(PROBLEM TO WORK ON): Restate the records in their entirety, word for word.

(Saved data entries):

○ ○ ○ ○

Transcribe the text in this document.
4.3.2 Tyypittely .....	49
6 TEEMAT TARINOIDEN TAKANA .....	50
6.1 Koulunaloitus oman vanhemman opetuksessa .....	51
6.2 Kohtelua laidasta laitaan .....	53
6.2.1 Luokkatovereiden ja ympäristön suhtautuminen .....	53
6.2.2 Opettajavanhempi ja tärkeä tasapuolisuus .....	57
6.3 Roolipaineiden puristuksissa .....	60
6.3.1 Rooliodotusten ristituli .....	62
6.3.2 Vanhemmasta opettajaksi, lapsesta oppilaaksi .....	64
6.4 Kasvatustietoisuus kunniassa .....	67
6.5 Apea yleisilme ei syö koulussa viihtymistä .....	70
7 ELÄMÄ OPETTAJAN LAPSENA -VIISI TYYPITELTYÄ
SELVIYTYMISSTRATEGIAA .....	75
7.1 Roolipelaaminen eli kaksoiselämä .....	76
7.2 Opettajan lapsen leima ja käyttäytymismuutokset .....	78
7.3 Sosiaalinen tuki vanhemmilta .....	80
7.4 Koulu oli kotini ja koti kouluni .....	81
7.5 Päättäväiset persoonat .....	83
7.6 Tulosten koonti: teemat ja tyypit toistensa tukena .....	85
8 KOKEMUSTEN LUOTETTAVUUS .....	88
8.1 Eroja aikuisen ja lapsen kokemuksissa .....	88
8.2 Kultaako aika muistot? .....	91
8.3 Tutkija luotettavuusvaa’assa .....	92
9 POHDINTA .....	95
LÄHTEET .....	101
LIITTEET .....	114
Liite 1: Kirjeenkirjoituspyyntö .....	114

○ ○ ○ ○

(FINISHED EXERCISE):
Transcribe the text in this document.
4.3.2 Tyypittely .....	49
6 TEEMAT TARINOIDEN TAKANA .....	50
6.1 Koulunaloitus oman vanhemman opetuksessa .....	51
6.2 Kohtelua laidasta laitaan .....	53
6.2.1 Luokkatovereiden ja ympäristön suhtautuminen .....	53
6.2.2 Opettajavanhempi ja tärkeä tasapuolisuus .....	57
6.3 Roolipaineiden puristuksissa .....	60
6.3.1 Rooliodotusten ristituli .....	62
6.3.2 Vanhemmasta opettajaksi, lapsesta oppilaaksi .....	64
6.4 Kasvatustietoisuus kunniassa .....	67
6.5 Apea yleisilme ei syö koulussa viihtymistä .....	70
7 ELÄMÄ OPETTAJAN LAPSENA -VIISI TYYPITELTYÄ
SELVIYTYMISSTRATEGIAA .....	75
7.1 Roolipelaaminen eli kaksoiselämä .....	76
7.2 Opettajan lapsen leima ja käyttäytymismuutokset .....	78
7.3 Sosiaalinen tuki vanhemmilta .....	80
7.4 Koulu oli kotini ja koti kouluni .....	81
7.5 Päättäväiset persoonat .....	83
7.6 Tulosten koonti: teemat ja tyypit toistensa tukena .....	85
8 KOKEMUSTEN LUOTETTAVUUS .....	88
8.1 Eroja aikuisen ja lapsen kokemuksissa .....	88
8.2 Kultaako aika muistot? .....	91
8.3 Tutkija luotettavuusvaa’assa .....	92
9 POHDINTA .....	95
LÄHTEET .....	101
LIITTEET .....	114
Liite 1: Kirjeenkirjoituspyyntö .....	114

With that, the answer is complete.